- _To do_
Omit every picture and output the rest of the records exactly as they are.

- _Records provided_
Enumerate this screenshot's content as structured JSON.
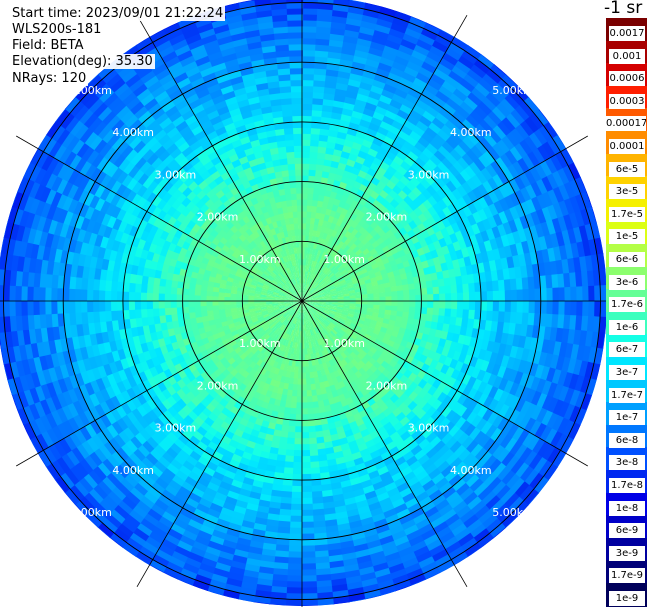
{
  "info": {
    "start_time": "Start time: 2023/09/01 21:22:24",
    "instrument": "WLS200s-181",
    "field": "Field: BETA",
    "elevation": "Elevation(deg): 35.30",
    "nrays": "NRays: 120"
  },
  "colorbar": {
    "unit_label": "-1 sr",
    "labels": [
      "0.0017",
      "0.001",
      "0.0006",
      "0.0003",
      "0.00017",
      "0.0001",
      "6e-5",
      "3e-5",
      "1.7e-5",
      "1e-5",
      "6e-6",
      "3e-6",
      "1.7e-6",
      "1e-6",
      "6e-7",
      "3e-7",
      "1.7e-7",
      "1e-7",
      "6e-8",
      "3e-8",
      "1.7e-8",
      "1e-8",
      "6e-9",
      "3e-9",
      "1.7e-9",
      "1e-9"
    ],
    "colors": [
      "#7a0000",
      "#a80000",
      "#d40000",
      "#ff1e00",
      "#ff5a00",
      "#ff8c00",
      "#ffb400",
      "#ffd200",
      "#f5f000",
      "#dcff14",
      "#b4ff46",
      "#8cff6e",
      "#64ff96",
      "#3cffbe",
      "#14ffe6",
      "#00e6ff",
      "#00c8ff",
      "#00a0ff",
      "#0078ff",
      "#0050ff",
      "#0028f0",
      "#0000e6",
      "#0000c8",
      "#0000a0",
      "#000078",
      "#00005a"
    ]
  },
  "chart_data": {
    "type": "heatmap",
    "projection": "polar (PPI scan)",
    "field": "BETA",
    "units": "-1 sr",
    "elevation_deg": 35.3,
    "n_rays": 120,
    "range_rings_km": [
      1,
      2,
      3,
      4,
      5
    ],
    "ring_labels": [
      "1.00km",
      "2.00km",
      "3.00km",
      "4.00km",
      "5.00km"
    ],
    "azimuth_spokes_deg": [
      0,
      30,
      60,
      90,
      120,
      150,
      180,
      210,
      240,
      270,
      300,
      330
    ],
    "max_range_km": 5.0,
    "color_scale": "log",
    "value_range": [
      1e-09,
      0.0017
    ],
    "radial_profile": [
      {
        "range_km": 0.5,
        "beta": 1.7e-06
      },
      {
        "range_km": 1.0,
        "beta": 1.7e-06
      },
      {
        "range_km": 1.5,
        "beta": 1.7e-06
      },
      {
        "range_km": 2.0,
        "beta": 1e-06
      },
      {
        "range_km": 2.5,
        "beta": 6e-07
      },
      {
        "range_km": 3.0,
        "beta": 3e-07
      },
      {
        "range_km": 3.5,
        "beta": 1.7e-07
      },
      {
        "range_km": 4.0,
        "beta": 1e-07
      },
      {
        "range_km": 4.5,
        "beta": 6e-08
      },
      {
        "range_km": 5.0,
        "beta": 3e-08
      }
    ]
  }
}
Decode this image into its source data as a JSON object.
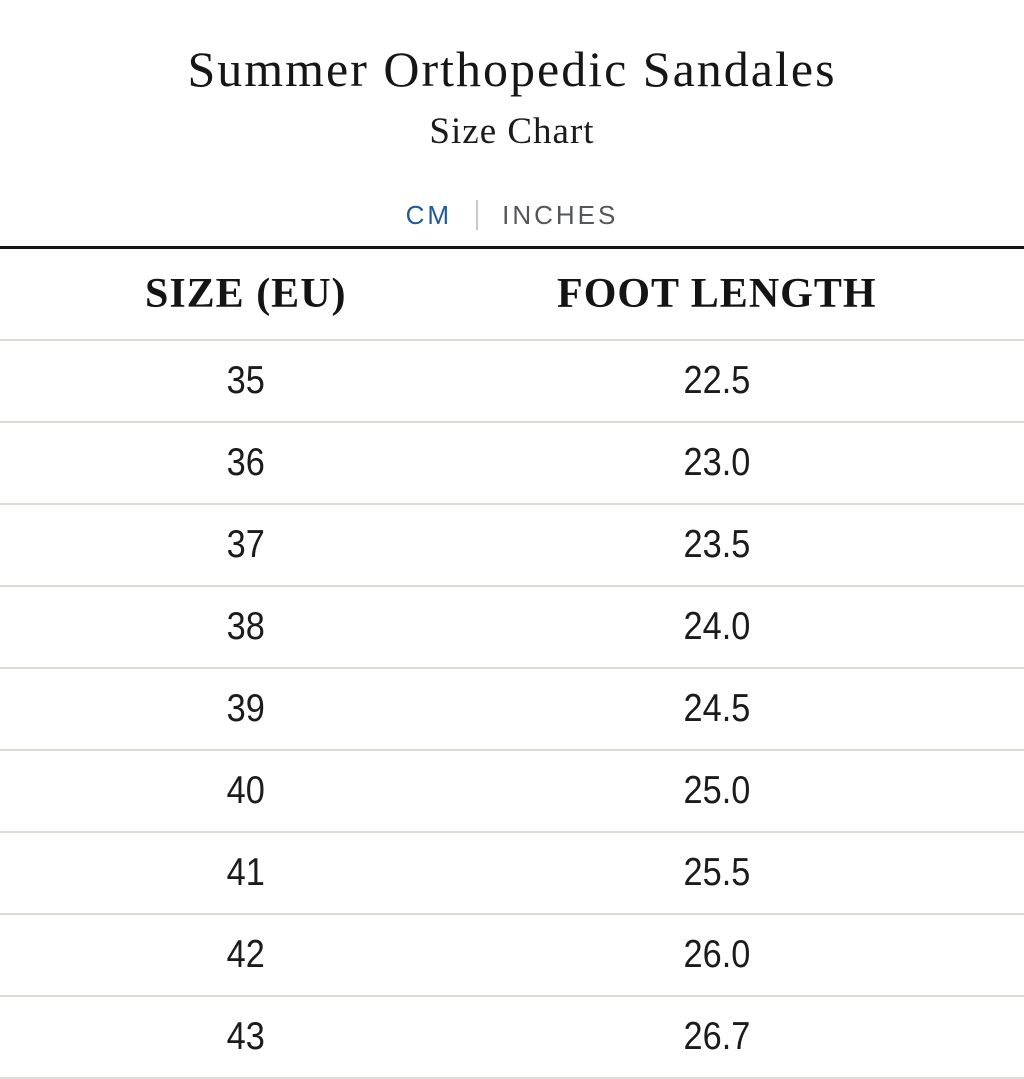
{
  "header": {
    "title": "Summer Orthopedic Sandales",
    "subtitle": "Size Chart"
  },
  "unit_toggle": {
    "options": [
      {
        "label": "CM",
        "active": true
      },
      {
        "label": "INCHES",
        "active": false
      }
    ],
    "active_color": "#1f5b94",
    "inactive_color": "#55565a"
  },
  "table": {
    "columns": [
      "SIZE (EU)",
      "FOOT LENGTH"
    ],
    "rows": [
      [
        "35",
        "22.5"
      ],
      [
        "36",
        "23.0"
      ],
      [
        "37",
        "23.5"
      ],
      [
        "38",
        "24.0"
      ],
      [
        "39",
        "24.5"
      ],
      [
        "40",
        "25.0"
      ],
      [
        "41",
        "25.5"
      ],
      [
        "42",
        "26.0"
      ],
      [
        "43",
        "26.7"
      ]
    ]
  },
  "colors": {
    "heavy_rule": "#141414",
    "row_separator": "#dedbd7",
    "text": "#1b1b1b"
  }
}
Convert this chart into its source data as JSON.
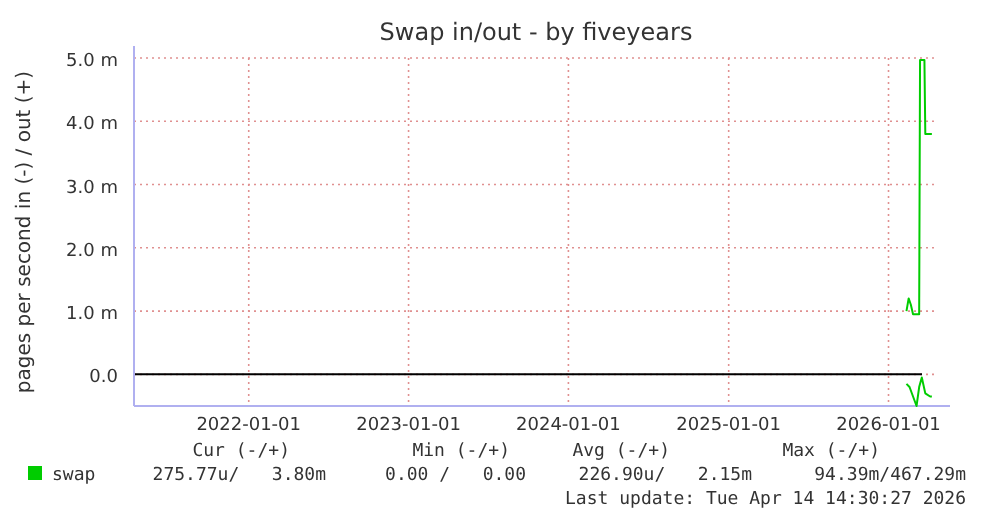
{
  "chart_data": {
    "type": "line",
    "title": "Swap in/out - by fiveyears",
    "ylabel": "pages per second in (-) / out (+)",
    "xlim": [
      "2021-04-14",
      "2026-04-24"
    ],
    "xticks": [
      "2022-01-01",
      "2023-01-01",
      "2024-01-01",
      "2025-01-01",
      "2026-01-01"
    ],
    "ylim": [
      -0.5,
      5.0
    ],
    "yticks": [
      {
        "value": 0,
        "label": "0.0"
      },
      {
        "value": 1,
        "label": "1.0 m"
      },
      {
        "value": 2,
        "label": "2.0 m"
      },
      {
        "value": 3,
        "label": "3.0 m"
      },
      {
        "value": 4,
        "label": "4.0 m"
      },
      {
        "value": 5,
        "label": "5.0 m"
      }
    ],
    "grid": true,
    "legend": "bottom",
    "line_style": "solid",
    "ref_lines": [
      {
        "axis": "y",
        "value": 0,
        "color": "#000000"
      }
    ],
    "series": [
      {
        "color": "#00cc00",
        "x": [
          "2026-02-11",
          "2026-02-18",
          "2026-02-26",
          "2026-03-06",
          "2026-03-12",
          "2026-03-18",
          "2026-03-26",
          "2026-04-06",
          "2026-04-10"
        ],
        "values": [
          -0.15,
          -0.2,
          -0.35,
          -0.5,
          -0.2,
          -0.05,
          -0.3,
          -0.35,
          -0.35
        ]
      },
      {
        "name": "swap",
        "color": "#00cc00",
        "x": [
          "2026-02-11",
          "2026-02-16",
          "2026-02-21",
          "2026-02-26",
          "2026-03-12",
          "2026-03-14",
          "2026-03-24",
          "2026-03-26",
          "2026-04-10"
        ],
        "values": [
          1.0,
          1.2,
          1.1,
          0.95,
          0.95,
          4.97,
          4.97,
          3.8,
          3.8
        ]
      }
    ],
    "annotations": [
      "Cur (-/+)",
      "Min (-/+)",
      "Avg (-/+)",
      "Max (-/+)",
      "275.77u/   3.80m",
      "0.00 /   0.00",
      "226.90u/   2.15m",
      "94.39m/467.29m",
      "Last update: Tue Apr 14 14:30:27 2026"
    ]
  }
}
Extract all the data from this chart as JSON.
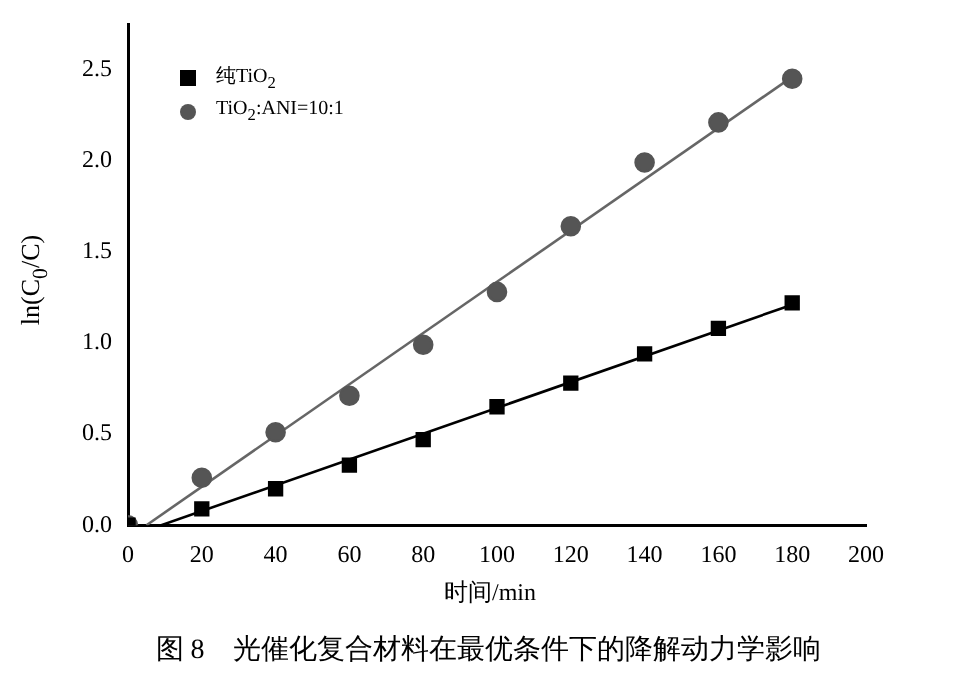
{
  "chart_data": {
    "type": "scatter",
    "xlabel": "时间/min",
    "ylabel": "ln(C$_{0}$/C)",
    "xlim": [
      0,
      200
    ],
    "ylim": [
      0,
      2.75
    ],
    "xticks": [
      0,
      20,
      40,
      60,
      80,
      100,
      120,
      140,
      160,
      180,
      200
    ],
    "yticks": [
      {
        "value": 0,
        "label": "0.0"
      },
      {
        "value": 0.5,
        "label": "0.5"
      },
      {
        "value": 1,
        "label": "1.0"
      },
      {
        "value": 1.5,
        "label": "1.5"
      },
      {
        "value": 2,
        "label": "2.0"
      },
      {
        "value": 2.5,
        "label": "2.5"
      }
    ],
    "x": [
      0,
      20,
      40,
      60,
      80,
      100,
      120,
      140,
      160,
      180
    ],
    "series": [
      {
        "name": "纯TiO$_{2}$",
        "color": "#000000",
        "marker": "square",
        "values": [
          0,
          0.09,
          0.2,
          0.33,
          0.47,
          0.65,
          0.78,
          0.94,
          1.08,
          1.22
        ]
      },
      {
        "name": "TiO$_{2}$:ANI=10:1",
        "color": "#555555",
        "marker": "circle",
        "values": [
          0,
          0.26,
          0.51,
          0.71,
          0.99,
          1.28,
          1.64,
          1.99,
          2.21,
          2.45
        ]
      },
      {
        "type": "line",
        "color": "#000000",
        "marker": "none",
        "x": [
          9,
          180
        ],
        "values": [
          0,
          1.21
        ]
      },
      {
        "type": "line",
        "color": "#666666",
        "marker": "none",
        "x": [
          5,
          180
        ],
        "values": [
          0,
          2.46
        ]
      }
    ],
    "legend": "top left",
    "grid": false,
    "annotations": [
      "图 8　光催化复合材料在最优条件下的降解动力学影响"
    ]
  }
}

- _Exercise result_
Enumerate this screenshot's content as structured JSON.
{
  "info": {
    "start_time": "Start time: 2023/09/01 21:22:24",
    "instrument": "WLS200s-181",
    "field": "Field: BETA",
    "elevation": "Elevation(deg): 35.30",
    "nrays": "NRays: 120"
  },
  "colorbar": {
    "unit_label": "-1 sr",
    "labels": [
      "0.0017",
      "0.001",
      "0.0006",
      "0.0003",
      "0.00017",
      "0.0001",
      "6e-5",
      "3e-5",
      "1.7e-5",
      "1e-5",
      "6e-6",
      "3e-6",
      "1.7e-6",
      "1e-6",
      "6e-7",
      "3e-7",
      "1.7e-7",
      "1e-7",
      "6e-8",
      "3e-8",
      "1.7e-8",
      "1e-8",
      "6e-9",
      "3e-9",
      "1.7e-9",
      "1e-9"
    ],
    "colors": [
      "#7a0000",
      "#a80000",
      "#d40000",
      "#ff1e00",
      "#ff5a00",
      "#ff8c00",
      "#ffb400",
      "#ffd200",
      "#f5f000",
      "#dcff14",
      "#b4ff46",
      "#8cff6e",
      "#64ff96",
      "#3cffbe",
      "#14ffe6",
      "#00e6ff",
      "#00c8ff",
      "#00a0ff",
      "#0078ff",
      "#0050ff",
      "#0028f0",
      "#0000e6",
      "#0000c8",
      "#0000a0",
      "#000078",
      "#00005a"
    ]
  },
  "chart_data": {
    "type": "heatmap",
    "projection": "polar (PPI scan)",
    "field": "BETA",
    "units": "-1 sr",
    "elevation_deg": 35.3,
    "n_rays": 120,
    "range_rings_km": [
      1,
      2,
      3,
      4,
      5
    ],
    "ring_labels": [
      "1.00km",
      "2.00km",
      "3.00km",
      "4.00km",
      "5.00km"
    ],
    "azimuth_spokes_deg": [
      0,
      30,
      60,
      90,
      120,
      150,
      180,
      210,
      240,
      270,
      300,
      330
    ],
    "max_range_km": 5.0,
    "color_scale": "log",
    "value_range": [
      1e-09,
      0.0017
    ],
    "radial_profile": [
      {
        "range_km": 0.5,
        "beta": 1.7e-06
      },
      {
        "range_km": 1.0,
        "beta": 1.7e-06
      },
      {
        "range_km": 1.5,
        "beta": 1.7e-06
      },
      {
        "range_km": 2.0,
        "beta": 1e-06
      },
      {
        "range_km": 2.5,
        "beta": 6e-07
      },
      {
        "range_km": 3.0,
        "beta": 3e-07
      },
      {
        "range_km": 3.5,
        "beta": 1.7e-07
      },
      {
        "range_km": 4.0,
        "beta": 1e-07
      },
      {
        "range_km": 4.5,
        "beta": 6e-08
      },
      {
        "range_km": 5.0,
        "beta": 3e-08
      }
    ]
  }
}
Decode this image into its source data as a JSON object.
{
  "header": {
    "title": "Summer Orthopedic Sandales",
    "subtitle": "Size Chart"
  },
  "unit_toggle": {
    "options": [
      {
        "label": "CM",
        "active": true
      },
      {
        "label": "INCHES",
        "active": false
      }
    ],
    "active_color": "#1f5b94",
    "inactive_color": "#55565a"
  },
  "table": {
    "columns": [
      "SIZE (EU)",
      "FOOT LENGTH"
    ],
    "rows": [
      [
        "35",
        "22.5"
      ],
      [
        "36",
        "23.0"
      ],
      [
        "37",
        "23.5"
      ],
      [
        "38",
        "24.0"
      ],
      [
        "39",
        "24.5"
      ],
      [
        "40",
        "25.0"
      ],
      [
        "41",
        "25.5"
      ],
      [
        "42",
        "26.0"
      ],
      [
        "43",
        "26.7"
      ]
    ]
  },
  "colors": {
    "heavy_rule": "#141414",
    "row_separator": "#dedbd7",
    "text": "#1b1b1b"
  }
}
Convert this chart into its source data as JSON.
{
  "chart_data": {
    "type": "line",
    "title": "Swap in/out - by fiveyears",
    "ylabel": "pages per second in (-) / out (+)",
    "xlim": [
      "2021-04-14",
      "2026-04-24"
    ],
    "xticks": [
      "2022-01-01",
      "2023-01-01",
      "2024-01-01",
      "2025-01-01",
      "2026-01-01"
    ],
    "ylim": [
      -0.5,
      5.0
    ],
    "yticks": [
      {
        "value": 0,
        "label": "0.0"
      },
      {
        "value": 1,
        "label": "1.0 m"
      },
      {
        "value": 2,
        "label": "2.0 m"
      },
      {
        "value": 3,
        "label": "3.0 m"
      },
      {
        "value": 4,
        "label": "4.0 m"
      },
      {
        "value": 5,
        "label": "5.0 m"
      }
    ],
    "grid": true,
    "legend": "bottom",
    "line_style": "solid",
    "ref_lines": [
      {
        "axis": "y",
        "value": 0,
        "color": "#000000"
      }
    ],
    "series": [
      {
        "color": "#00cc00",
        "x": [
          "2026-02-11",
          "2026-02-18",
          "2026-02-26",
          "2026-03-06",
          "2026-03-12",
          "2026-03-18",
          "2026-03-26",
          "2026-04-06",
          "2026-04-10"
        ],
        "values": [
          -0.15,
          -0.2,
          -0.35,
          -0.5,
          -0.2,
          -0.05,
          -0.3,
          -0.35,
          -0.35
        ]
      },
      {
        "name": "swap",
        "color": "#00cc00",
        "x": [
          "2026-02-11",
          "2026-02-16",
          "2026-02-21",
          "2026-02-26",
          "2026-03-12",
          "2026-03-14",
          "2026-03-24",
          "2026-03-26",
          "2026-04-10"
        ],
        "values": [
          1.0,
          1.2,
          1.1,
          0.95,
          0.95,
          4.97,
          4.97,
          3.8,
          3.8
        ]
      }
    ],
    "annotations": [
      "Cur (-/+)",
      "Min (-/+)",
      "Avg (-/+)",
      "Max (-/+)",
      "275.77u/   3.80m",
      "0.00 /   0.00",
      "226.90u/   2.15m",
      "94.39m/467.29m",
      "Last update: Tue Apr 14 14:30:27 2026"
    ]
  }
}
Extract all the data from this chart as JSON.
{
  "chart_data": {
    "type": "scatter",
    "xlabel": "时间/min",
    "ylabel": "ln(C$_{0}$/C)",
    "xlim": [
      0,
      200
    ],
    "ylim": [
      0,
      2.75
    ],
    "xticks": [
      0,
      20,
      40,
      60,
      80,
      100,
      120,
      140,
      160,
      180,
      200
    ],
    "yticks": [
      {
        "value": 0,
        "label": "0.0"
      },
      {
        "value": 0.5,
        "label": "0.5"
      },
      {
        "value": 1,
        "label": "1.0"
      },
      {
        "value": 1.5,
        "label": "1.5"
      },
      {
        "value": 2,
        "label": "2.0"
      },
      {
        "value": 2.5,
        "label": "2.5"
      }
    ],
    "x": [
      0,
      20,
      40,
      60,
      80,
      100,
      120,
      140,
      160,
      180
    ],
    "series": [
      {
        "name": "纯TiO$_{2}$",
        "color": "#000000",
        "marker": "square",
        "values": [
          0,
          0.09,
          0.2,
          0.33,
          0.47,
          0.65,
          0.78,
          0.94,
          1.08,
          1.22
        ]
      },
      {
        "name": "TiO$_{2}$:ANI=10:1",
        "color": "#555555",
        "marker": "circle",
        "values": [
          0,
          0.26,
          0.51,
          0.71,
          0.99,
          1.28,
          1.64,
          1.99,
          2.21,
          2.45
        ]
      },
      {
        "type": "line",
        "color": "#000000",
        "marker": "none",
        "x": [
          9,
          180
        ],
        "values": [
          0,
          1.21
        ]
      },
      {
        "type": "line",
        "color": "#666666",
        "marker": "none",
        "x": [
          5,
          180
        ],
        "values": [
          0,
          2.46
        ]
      }
    ],
    "legend": "top left",
    "grid": false,
    "annotations": [
      "图 8　光催化复合材料在最优条件下的降解动力学影响"
    ]
  }
}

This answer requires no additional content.